# overnight parking southampton docks



## copster (Feb 12, 2011)

hi there, does anyboby know where i can park my van overnight at or near southampton docks, me and my fiancee want to wave goodbye to her sister did it at dover no probs thanks


----------



## Jented (Jan 12, 2010)

Hi.
There are several Forestry Commission sites nearby,wild camping may be risky due to the patrols set up to deter Hedge bumpers. There is a lorry park off Quay rd, between East docks and west docks and loads of Tesco stores.
I would think that your nearest F/comm site would be on the old road towards Lyndhurst from S/Ton,it is just after going past a pub with "Cheese?" in the name and then over a bridge and its on your left?. Spend some time there if you can,it is a magical area.
Ted.
PS. There is a service area just before you turn off the M27 for S/ton docks,you could try there at a push.


----------



## bognormike (May 10, 2005)

yes, easy enough at Forestry sites. Then down to Royal Victoria Country Park at Netley where you can park up by the waterside, or in the park and wave off the cruise ships 8) (no overnighting allowed there). You might be lucky and belong to one of the clubs that have rallies at the rally field in RVCP :wink: 

jented means the Ashurst site I think?


----------



## Jented (Jan 12, 2010)

Hi.

**Task data**
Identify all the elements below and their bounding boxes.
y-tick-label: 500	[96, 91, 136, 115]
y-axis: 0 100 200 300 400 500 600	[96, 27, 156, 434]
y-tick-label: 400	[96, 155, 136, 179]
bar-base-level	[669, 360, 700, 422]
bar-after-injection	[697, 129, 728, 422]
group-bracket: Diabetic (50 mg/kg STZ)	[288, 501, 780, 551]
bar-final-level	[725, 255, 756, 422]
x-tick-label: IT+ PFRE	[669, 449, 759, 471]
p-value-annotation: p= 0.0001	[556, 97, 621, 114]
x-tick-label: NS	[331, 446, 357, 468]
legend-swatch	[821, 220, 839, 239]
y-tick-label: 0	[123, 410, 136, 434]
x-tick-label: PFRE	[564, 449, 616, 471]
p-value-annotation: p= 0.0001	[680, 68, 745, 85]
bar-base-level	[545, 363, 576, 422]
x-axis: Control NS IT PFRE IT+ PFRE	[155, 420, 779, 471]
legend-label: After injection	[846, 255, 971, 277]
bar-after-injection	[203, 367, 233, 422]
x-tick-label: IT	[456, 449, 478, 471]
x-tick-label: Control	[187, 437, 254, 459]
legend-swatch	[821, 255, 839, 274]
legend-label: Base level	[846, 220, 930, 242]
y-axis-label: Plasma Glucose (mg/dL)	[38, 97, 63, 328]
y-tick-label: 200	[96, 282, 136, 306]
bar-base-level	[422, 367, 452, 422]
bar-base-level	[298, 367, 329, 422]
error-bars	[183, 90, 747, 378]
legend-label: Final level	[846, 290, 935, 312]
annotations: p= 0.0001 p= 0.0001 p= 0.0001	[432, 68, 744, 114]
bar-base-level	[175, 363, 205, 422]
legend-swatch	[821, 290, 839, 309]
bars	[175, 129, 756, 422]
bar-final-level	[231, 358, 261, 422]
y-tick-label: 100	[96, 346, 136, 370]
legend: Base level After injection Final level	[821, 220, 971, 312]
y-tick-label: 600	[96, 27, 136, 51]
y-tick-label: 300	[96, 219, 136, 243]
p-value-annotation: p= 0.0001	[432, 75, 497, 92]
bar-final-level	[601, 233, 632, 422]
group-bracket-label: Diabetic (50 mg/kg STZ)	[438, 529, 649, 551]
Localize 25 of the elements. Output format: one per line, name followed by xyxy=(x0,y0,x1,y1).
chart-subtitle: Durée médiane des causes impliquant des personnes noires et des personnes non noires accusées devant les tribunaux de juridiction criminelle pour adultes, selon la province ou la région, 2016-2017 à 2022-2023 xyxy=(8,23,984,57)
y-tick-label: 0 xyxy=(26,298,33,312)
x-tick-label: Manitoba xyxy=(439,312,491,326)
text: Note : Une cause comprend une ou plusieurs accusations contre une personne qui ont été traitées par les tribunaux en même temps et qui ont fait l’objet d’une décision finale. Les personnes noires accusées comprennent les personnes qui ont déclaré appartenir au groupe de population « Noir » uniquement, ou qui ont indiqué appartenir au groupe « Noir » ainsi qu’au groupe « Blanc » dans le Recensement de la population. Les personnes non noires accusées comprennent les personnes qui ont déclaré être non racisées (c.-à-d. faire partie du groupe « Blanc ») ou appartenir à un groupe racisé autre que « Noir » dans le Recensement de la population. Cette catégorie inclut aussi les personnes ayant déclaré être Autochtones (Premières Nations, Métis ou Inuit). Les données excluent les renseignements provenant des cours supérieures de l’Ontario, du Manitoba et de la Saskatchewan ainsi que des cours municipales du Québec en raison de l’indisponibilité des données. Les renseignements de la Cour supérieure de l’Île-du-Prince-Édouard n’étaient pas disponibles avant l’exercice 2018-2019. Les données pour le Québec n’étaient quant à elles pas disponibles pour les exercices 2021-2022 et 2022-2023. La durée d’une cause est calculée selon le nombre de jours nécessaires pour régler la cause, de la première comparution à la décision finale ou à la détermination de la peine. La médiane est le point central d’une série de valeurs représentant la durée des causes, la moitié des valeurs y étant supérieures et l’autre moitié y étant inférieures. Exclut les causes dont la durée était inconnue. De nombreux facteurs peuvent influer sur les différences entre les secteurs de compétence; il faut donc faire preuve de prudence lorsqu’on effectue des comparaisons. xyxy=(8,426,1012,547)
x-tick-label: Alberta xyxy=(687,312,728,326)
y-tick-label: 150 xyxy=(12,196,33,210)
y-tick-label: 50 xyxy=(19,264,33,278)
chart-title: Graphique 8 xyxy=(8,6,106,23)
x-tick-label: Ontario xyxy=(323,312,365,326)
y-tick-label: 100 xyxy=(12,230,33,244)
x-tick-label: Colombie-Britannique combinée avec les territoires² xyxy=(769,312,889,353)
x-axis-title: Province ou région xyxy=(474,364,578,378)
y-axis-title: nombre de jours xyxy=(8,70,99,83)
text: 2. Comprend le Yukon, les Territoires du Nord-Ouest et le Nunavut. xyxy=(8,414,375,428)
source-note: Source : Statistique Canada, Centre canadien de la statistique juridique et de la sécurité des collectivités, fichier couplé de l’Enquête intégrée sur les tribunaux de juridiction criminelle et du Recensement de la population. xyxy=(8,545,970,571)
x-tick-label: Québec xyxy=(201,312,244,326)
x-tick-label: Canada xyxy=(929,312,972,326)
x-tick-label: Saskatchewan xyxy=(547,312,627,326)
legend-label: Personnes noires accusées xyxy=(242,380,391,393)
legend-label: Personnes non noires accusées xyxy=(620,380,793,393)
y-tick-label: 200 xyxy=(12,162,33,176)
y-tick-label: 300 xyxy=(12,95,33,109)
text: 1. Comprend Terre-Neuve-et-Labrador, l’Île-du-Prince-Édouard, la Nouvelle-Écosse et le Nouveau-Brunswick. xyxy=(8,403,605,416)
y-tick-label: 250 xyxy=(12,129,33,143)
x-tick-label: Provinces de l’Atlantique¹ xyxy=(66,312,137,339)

**Work to do**
**a)** Format the records as a JSON list of strings, one string per line with blank lines omitted, starting at the first line of the records and going on through the line containing "219, 136, 243]".
**b)** Resume the forum thread about overnight parking near Southampton docks from the point where it stops.

**Expected results**
**a)**
[
  "Identify all the elements below and their bounding boxes.",
  "y-tick-label: 500\t[96, 91, 136, 115]",
  "y-axis: 0 100 200 300 400 500 600\t[96, 27, 156, 434]",
  "y-tick-label: 400\t[96, 155, 136, 179]",
  "bar-base-level\t[669, 360, 700, 422]",
  "bar-after-injection\t[697, 129, 728, 422]",
  "group-bracket: Diabetic (50 mg/kg STZ)\t[288, 501, 780, 551]",
  "bar-final-level\t[725, 255, 756, 422]",
  "x-tick-label: IT+ PFRE\t[669, 449, 759, 471]",
  "p-value-annotation: p= 0.0001\t[556, 97, 621, 114]",
  "x-tick-label: NS\t[331, 446, 357, 468]",
  "legend-swatch\t[821, 220, 839, 239]",
  "y-tick-label: 0\t[123, 410, 136, 434]",
  "x-tick-label: PFRE\t[564, 449, 616, 471]",
  "p-value-annotation: p= 0.0001\t[680, 68, 745, 85]",
  "bar-base-level\t[545, 363, 576, 422]",
  "x-axis: Control NS IT PFRE IT+ PFRE\t[155, 420, 779, 471]",
  "legend-label: After injection\t[846, 255, 971, 277]",
  "bar-after-injection\t[203, 367, 233, 422]",
  "x-tick-label: IT\t[456, 449, 478, 471]",
  "x-tick-label: Control\t[187, 437, 254, 459]",
  "legend-swatch\t[821, 255, 839, 274]",
  "legend-label: Base level\t[846, 220, 930, 242]",
  "y-axis-label: Plasma Glucose (mg/dL)\t[38, 97, 63, 328]",
  "y-tick-label: 200\t[96, 282, 136, 306]",
  "bar-base-level\t[422, 367, 452, 422]",
  "bar-base-level\t[298, 367, 329, 422]",
  "error-bars\t[183, 90, 747, 378]",
  "legend-label: Final level\t[846, 290, 935, 312]",
  "annotations: p= 0.0001 p= 0.0001 p= 0.0001\t[432, 68, 744, 114]",
  "bar-base-level\t[175, 363, 205, 422]",
  "legend-swatch\t[821, 290, 839, 309]",
  "bars\t[175, 129, 756, 422]",
  "bar-final-level\t[231, 358, 261, 422]",
  "y-tick-label: 100\t[96, 346, 136, 370]",
  "legend: Base level After injection Final level\t[821, 220, 971, 312]",
  "y-tick-label: 600\t[96, 27, 136, 51]",
  "y-tick-label: 300\t[96, 219, 136, 243]"
]

**b)**
Bognormike could be right,just remembered no dogs?. Before we moved down there,we used to stay at Matley wood,a little gem of a site,water/loo empty point,get your tickets from Denny Wood,about a three minute walk across the road,if your late,get it in the morning. Out of S/ton on old Lyndhurst road,come int Lyndhurst 30 limit,next left,signed Beaulieu,up past the cricket ground(Area!)it levels out,take care as you come on the entrance lane very quickly,just two posts at the end of a track,go down there 100+yds,and pick your spot.Close to S/ton,but a very nice forest spot. If your into walking,drive towards B/lieu from the site,past B/lieu Stn/Pony sale yard,then on your right is a car park,"Pig Bush",park,walk doen off the car park and follow the stream a little much,one afternoon on walking back to the motor,turned to look back down over the hollow,ponies grazing,the sun caught the tail of a pony and as it swished the colours just took your breath away,remember it forever,have fun.
Gearjammer


----------



## Codfinger (Jan 11, 2008)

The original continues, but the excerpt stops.